To be done ▸ Check every line below for the string "hashtag", and copy the lines that contain it.

Collected data entries ▸
## start

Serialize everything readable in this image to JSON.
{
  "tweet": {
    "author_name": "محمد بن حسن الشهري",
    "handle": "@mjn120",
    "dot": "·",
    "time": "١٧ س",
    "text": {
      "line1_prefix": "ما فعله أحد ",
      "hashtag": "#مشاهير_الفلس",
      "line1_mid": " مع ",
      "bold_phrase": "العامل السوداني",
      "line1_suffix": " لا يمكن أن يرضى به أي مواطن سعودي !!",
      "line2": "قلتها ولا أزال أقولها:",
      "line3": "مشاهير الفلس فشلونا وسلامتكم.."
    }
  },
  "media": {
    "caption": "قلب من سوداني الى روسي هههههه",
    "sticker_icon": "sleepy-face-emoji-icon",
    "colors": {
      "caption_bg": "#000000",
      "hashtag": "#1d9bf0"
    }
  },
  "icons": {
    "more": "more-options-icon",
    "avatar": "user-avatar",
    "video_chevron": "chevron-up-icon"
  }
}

## end

Solution below ▸
      "hashtag": "#مشاهير_الفلس",
      "hashtag": "#1d9bf0"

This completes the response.